** begin EXTRACTED RECORDS **

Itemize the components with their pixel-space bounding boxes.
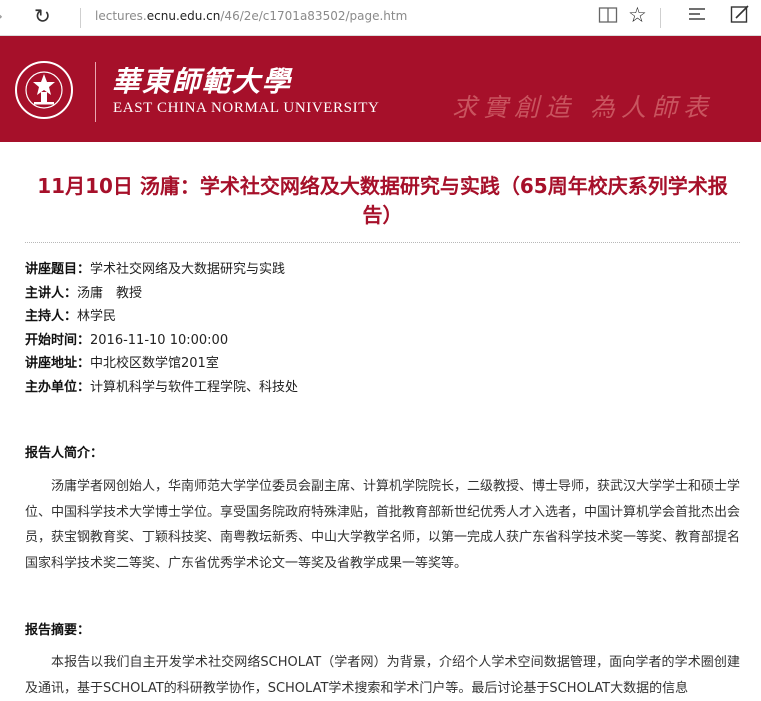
university-chinese-name[interactable]: 華東師範大學	[112, 60, 292, 100]
info-value: 计算机科学与软件工程学院、科技处	[90, 379, 299, 395]
address-bar[interactable]: lectures.ecnu.edu.cn/46/2e/c1701a83502/p…	[95, 9, 407, 23]
site-header-banner: 華東師範大學 EAST CHINA NORMAL UNIVERSITY 求實創造…	[0, 36, 761, 142]
reading-view-icon[interactable]	[598, 6, 618, 24]
title-divider	[25, 242, 740, 243]
info-speaker: 主讲人：汤庸 教授	[25, 282, 740, 306]
toolbar-separator	[80, 8, 81, 28]
info-value: 林学民	[77, 309, 117, 324]
bio-heading: 报告人简介：	[25, 446, 104, 461]
forward-arrow-icon[interactable]: ›	[0, 6, 3, 27]
info-label: 主持人：	[25, 309, 78, 324]
info-label: 讲座地址：	[25, 356, 91, 371]
refresh-icon[interactable]: ↻	[34, 4, 51, 28]
hub-icon[interactable]	[688, 6, 706, 22]
university-english-name[interactable]: EAST CHINA NORMAL UNIVERSITY	[113, 100, 379, 117]
url-path: /46/2e/c1701a83502/page.htm	[220, 9, 408, 23]
page-title: 11月10日 汤庸：学术社交网络及大数据研究与实践（65周年校庆系列学术报告）	[37, 174, 728, 227]
info-label: 主办单位：	[25, 379, 91, 395]
info-topic: 讲座题目：学术社交网络及大数据研究与实践	[25, 258, 740, 282]
info-host: 主持人：林学民	[25, 305, 740, 329]
info-location: 讲座地址：中北校区数学馆201室	[25, 352, 740, 376]
favorite-star-icon[interactable]: ☆	[628, 3, 647, 27]
info-value: 学术社交网络及大数据研究与实践	[90, 262, 286, 277]
header-divider	[95, 62, 96, 122]
info-label: 开始时间：	[25, 332, 91, 348]
info-label: 讲座题目：	[25, 262, 91, 277]
info-value: 中北校区数学馆201室	[90, 356, 219, 371]
info-start-time: 开始时间：2016-11-10 10:00:00	[25, 329, 740, 353]
web-note-icon[interactable]	[730, 4, 750, 24]
university-seal-logo[interactable]	[14, 60, 74, 120]
url-host: ecnu.edu.cn	[146, 9, 221, 23]
browser-toolbar: › ↻ lectures.ecnu.edu.cn/46/2e/c1701a835…	[0, 0, 761, 36]
lecture-info: 讲座题目：学术社交网络及大数据研究与实践 主讲人：汤庸 教授 主持人：林学民 开…	[25, 258, 740, 399]
bio-paragraph: 汤庸学者网创始人，华南师范大学学位委员会副主席、计算机学院院长，二级教授、博士导…	[25, 479, 741, 571]
university-motto: 求實創造 為人師表	[452, 93, 714, 122]
info-value: 汤庸 教授	[77, 285, 143, 301]
abstract-paragraph: 本报告以我们自主开发学术社交网络SCHOLAT（学者网）为背景，介绍个人学术空间…	[25, 655, 740, 696]
info-value: 2016-11-10 10:00:00	[90, 332, 229, 348]
info-label: 主讲人：	[25, 285, 78, 301]
info-organizer: 主办单位：计算机科学与软件工程学院、科技处	[25, 376, 740, 400]
toolbar-separator	[660, 8, 661, 28]
url-prefix: lectures.	[95, 9, 147, 23]
abstract-heading: 报告摘要：	[25, 623, 91, 638]
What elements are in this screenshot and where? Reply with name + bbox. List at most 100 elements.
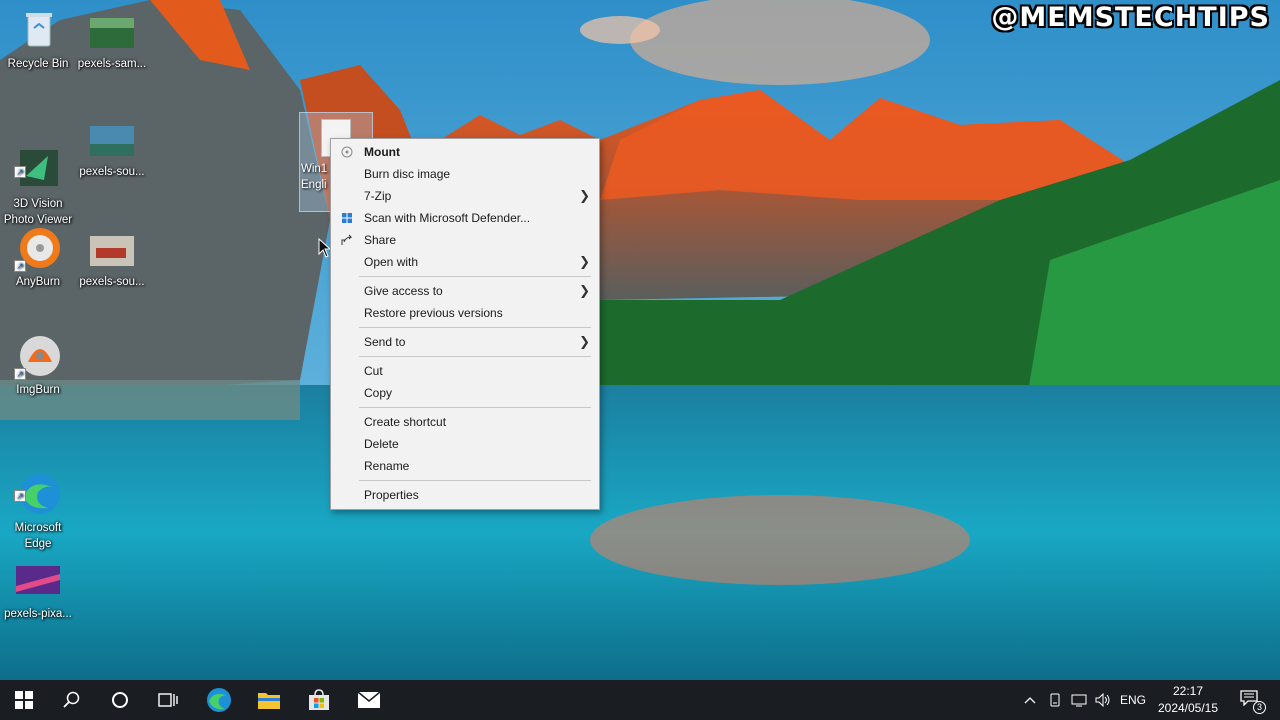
menu-item-label: Cut	[364, 364, 383, 378]
show-hidden-icons-button[interactable]	[1020, 680, 1040, 720]
desktop-wallpaper	[0, 0, 1280, 680]
desktop-icon-microsoft-edge[interactable]: ↗ Microsoft Edge	[0, 438, 76, 568]
search-button[interactable]	[48, 680, 96, 720]
cortana-circle-icon	[112, 692, 128, 708]
menu-item-label: Properties	[364, 488, 419, 502]
shortcut-arrow-icon: ↗	[14, 490, 26, 502]
desktop-icon-pexels-sou-2[interactable]: pexels-sou...	[74, 224, 150, 290]
menu-item-label: Copy	[364, 386, 393, 400]
desktop-icon-label: AnyBurn	[15, 276, 61, 288]
anyburn-disc-icon: ↗	[14, 224, 62, 272]
menu-item-copy[interactable]: Copy	[331, 382, 599, 404]
menu-item-label: Send to	[364, 335, 406, 349]
desktop-icon-label: ImgBurn	[16, 384, 60, 396]
clock-date: 2024/05/15	[1157, 701, 1219, 715]
menu-item-mount[interactable]: Mount	[331, 141, 599, 163]
disc-icon	[341, 146, 353, 158]
chevron-up-icon	[1024, 697, 1036, 704]
menu-item-create-shortcut[interactable]: Create shortcut	[331, 411, 599, 433]
shortcut-arrow-icon: ↗	[14, 260, 26, 272]
share-icon	[341, 234, 353, 246]
edge-icon	[207, 688, 231, 712]
desktop-icon-pexels-sou-1[interactable]: pexels-sou...	[74, 114, 150, 180]
task-view-button[interactable]	[144, 680, 192, 720]
desktop-icon-pexels-sam[interactable]: pexels-sam...	[74, 6, 150, 72]
defender-icon	[341, 212, 353, 224]
menu-item-label: Scan with Microsoft Defender...	[364, 211, 531, 225]
file-context-menu: Mount Burn disc image 7-Zip ❯ Scan with …	[330, 138, 600, 510]
tray-network-button[interactable]	[1068, 680, 1090, 720]
chevron-right-icon: ❯	[579, 283, 590, 298]
desktop-icon-label: pexels-sou...	[79, 276, 145, 288]
menu-item-label: Open with	[364, 255, 419, 269]
menu-item-properties[interactable]: Properties	[331, 484, 599, 506]
chevron-right-icon: ❯	[579, 188, 590, 203]
shortcut-arrow-icon: ↗	[14, 166, 26, 178]
channel-watermark: @MEMSTECHTIPS	[991, 2, 1270, 33]
desktop-icon-label: pexels-sou...	[79, 166, 145, 178]
menu-item-label: Create shortcut	[364, 415, 447, 429]
desktop-icon-label: Microsoft Edge	[14, 522, 62, 550]
recycle-bin-icon	[14, 6, 62, 54]
image-thumbnail-icon	[88, 224, 136, 272]
desktop-icon-anyburn[interactable]: ↗ AnyBurn	[0, 224, 76, 290]
edge-icon: ↗	[14, 454, 62, 514]
menu-item-7-zip[interactable]: 7-Zip ❯	[331, 185, 599, 207]
store-bag-icon	[309, 689, 329, 710]
menu-item-give-access-to[interactable]: Give access to ❯	[331, 280, 599, 302]
input-language-button[interactable]: ENG	[1116, 680, 1150, 720]
desktop-icon-pexels-pixa[interactable]: pexels-pixa...	[0, 556, 76, 622]
tray-device-button[interactable]	[1044, 680, 1066, 720]
menu-item-open-with[interactable]: Open with ❯	[331, 251, 599, 273]
chevron-right-icon: ❯	[579, 334, 590, 349]
device-icon	[1050, 693, 1060, 707]
desktop-icon-imgburn[interactable]: ↗ ImgBurn	[0, 332, 76, 398]
search-icon	[63, 691, 80, 708]
taskbar-file-explorer-button[interactable]	[245, 680, 293, 720]
menu-separator	[359, 356, 591, 357]
menu-separator	[359, 480, 591, 481]
windows-logo-icon	[15, 691, 33, 709]
menu-item-scan-defender[interactable]: Scan with Microsoft Defender...	[331, 207, 599, 229]
menu-item-label: Mount	[364, 145, 400, 159]
menu-item-label: Share	[364, 233, 397, 247]
desktop-icon-label: pexels-sam...	[77, 58, 147, 70]
menu-item-label: Give access to	[364, 284, 443, 298]
menu-item-share[interactable]: Share	[331, 229, 599, 251]
image-thumbnail-icon	[88, 114, 136, 162]
clock-button[interactable]: 22:17 2024/05/15	[1148, 683, 1228, 717]
taskbar-edge-button[interactable]	[195, 680, 243, 720]
clock-time: 22:17	[1172, 684, 1204, 698]
taskbar-store-button[interactable]	[295, 680, 343, 720]
menu-separator	[359, 276, 591, 277]
desktop-icon-label: Recycle Bin	[7, 58, 69, 70]
menu-item-label: Burn disc image	[364, 167, 451, 181]
start-button[interactable]	[0, 680, 48, 720]
mail-icon	[357, 691, 381, 708]
imgburn-disc-icon: ↗	[14, 332, 62, 380]
menu-item-cut[interactable]: Cut	[331, 360, 599, 382]
menu-item-label: Restore previous versions	[364, 306, 503, 320]
menu-item-burn-disc-image[interactable]: Burn disc image	[331, 163, 599, 185]
menu-item-restore-previous-versions[interactable]: Restore previous versions	[331, 302, 599, 324]
menu-item-rename[interactable]: Rename	[331, 455, 599, 477]
taskbar-mail-button[interactable]	[345, 680, 393, 720]
image-thumbnail-icon	[14, 556, 62, 604]
tray-volume-button[interactable]	[1092, 680, 1114, 720]
desktop-icon-recycle-bin[interactable]: Recycle Bin	[0, 6, 76, 72]
menu-separator	[359, 407, 591, 408]
menu-item-label: Rename	[364, 459, 410, 473]
chevron-right-icon: ❯	[579, 254, 590, 269]
image-thumbnail-icon	[88, 6, 136, 54]
shortcut-arrow-icon: ↗	[14, 368, 26, 380]
menu-item-send-to[interactable]: Send to ❯	[331, 331, 599, 353]
desktop-icon-label: pexels-pixa...	[4, 608, 72, 620]
menu-separator	[359, 327, 591, 328]
network-icon	[1071, 694, 1087, 707]
task-view-icon	[158, 693, 178, 707]
menu-item-delete[interactable]: Delete	[331, 433, 599, 455]
notification-center-button[interactable]: 3	[1232, 680, 1268, 720]
speaker-icon	[1095, 693, 1110, 707]
taskbar: ENG 22:17 2024/05/15 3	[0, 680, 1280, 720]
cortana-button[interactable]	[96, 680, 144, 720]
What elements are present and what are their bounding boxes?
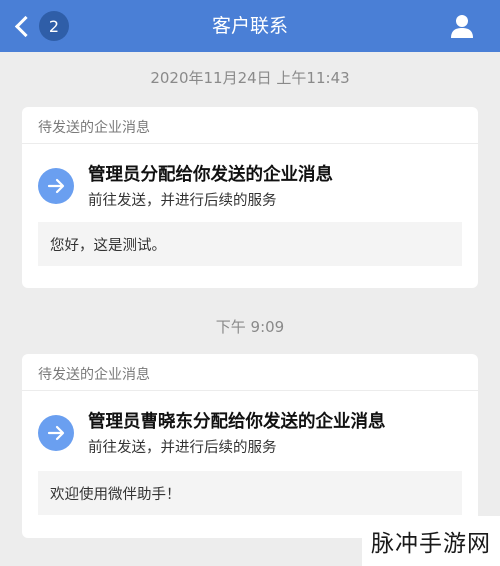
- user-profile-button[interactable]: [448, 12, 476, 40]
- message-card[interactable]: 待发送的企业消息 管理员曹晓东分配给你发送的企业消息 前往发送，并进行后续的服务…: [22, 354, 478, 538]
- message-card[interactable]: 待发送的企业消息 管理员分配给你发送的企业消息 前往发送，并进行后续的服务 您好…: [22, 107, 478, 288]
- nav-bar: 2 客户联系: [0, 0, 500, 52]
- arrow-right-icon[interactable]: [38, 415, 74, 451]
- card-subtitle: 前往发送，并进行后续的服务: [88, 440, 277, 456]
- divider: [22, 143, 478, 144]
- message-content: 欢迎使用微伴助手！: [38, 471, 462, 515]
- message-timestamp: 下午 9:09: [215, 318, 285, 336]
- card-title: 管理员分配给你发送的企业消息: [88, 165, 333, 185]
- divider: [22, 390, 478, 391]
- card-subtitle: 前往发送，并进行后续的服务: [88, 193, 277, 209]
- message-content: 您好，这是测试。: [38, 222, 462, 266]
- arrow-right-icon[interactable]: [38, 168, 74, 204]
- message-timestamp: 2020年11月24日 上午11:43: [150, 69, 350, 87]
- page-title: 客户联系: [211, 15, 288, 37]
- watermark: 脉冲手游网: [362, 516, 500, 566]
- user-icon: [451, 15, 473, 38]
- card-title: 管理员曹晓东分配给你发送的企业消息: [88, 412, 386, 432]
- card-header: 待发送的企业消息: [38, 367, 150, 383]
- card-header: 待发送的企业消息: [38, 120, 150, 136]
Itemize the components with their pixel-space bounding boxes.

** end EXTRACTED RECORDS **

## WHAT THE EXERCISE ASKS:
Copy out the records verbatim, from the line that contains "- user-profile-button[interactable]: [448, 12, 476, 40]" through the end of the records.

## RESULT OF THIS EXERCISE:
- user-profile-button[interactable]: [448, 12, 476, 40]
- message-card[interactable]: 待发送的企业消息 管理员曹晓东分配给你发送的企业消息 前往发送，并进行后续的服务…: [22, 354, 478, 538]
- message-card[interactable]: 待发送的企业消息 管理员分配给你发送的企业消息 前往发送，并进行后续的服务 您好…: [22, 107, 478, 288]
- nav-bar: 2 客户联系: [0, 0, 500, 52]
- arrow-right-icon[interactable]: [38, 415, 74, 451]
- card-subtitle: 前往发送，并进行后续的服务: [88, 440, 277, 456]
- divider: [22, 143, 478, 144]
- message-content: 欢迎使用微伴助手！: [38, 471, 462, 515]
- message-timestamp: 下午 9:09: [215, 318, 285, 336]
- card-title: 管理员分配给你发送的企业消息: [88, 165, 333, 185]
- divider: [22, 390, 478, 391]
- card-subtitle: 前往发送，并进行后续的服务: [88, 193, 277, 209]
- message-content: 您好，这是测试。: [38, 222, 462, 266]
- arrow-right-icon[interactable]: [38, 168, 74, 204]
- message-timestamp: 2020年11月24日 上午11:43: [150, 69, 350, 87]
- page-title: 客户联系: [211, 15, 288, 37]
- watermark: 脉冲手游网: [362, 516, 500, 566]
- user-icon: [451, 15, 473, 38]
- card-title: 管理员曹晓东分配给你发送的企业消息: [88, 412, 386, 432]
- card-header: 待发送的企业消息: [38, 367, 150, 383]
- card-header: 待发送的企业消息: [38, 120, 150, 136]
Itemize the components with their pixel-space bounding boxes.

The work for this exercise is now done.